[Begin]
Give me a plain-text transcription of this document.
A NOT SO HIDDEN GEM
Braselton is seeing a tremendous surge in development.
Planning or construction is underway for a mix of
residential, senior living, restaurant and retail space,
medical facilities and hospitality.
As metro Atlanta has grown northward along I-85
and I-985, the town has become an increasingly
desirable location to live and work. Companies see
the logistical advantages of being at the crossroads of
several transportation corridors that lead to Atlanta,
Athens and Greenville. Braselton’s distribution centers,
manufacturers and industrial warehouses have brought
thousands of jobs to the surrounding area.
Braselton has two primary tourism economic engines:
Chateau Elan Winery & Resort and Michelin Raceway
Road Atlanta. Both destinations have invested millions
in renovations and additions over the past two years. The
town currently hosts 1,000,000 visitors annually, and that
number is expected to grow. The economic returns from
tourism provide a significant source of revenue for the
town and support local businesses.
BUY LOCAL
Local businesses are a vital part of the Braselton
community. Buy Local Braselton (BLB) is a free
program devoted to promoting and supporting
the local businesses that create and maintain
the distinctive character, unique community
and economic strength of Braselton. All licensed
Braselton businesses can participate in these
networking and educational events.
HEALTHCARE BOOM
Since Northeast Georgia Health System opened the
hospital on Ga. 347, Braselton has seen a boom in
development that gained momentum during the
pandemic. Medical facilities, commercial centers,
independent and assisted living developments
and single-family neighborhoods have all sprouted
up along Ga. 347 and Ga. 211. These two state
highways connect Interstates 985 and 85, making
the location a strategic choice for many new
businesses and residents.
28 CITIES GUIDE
[End]
• **INSTRUCTION**:
Wherever a line in the data above holds "centers", copy that line.

• **COMPLETE ANSWER**:
Athens and Greenville. Braselton’s distribution centers,
pandemic. Medical facilities, commercial centers,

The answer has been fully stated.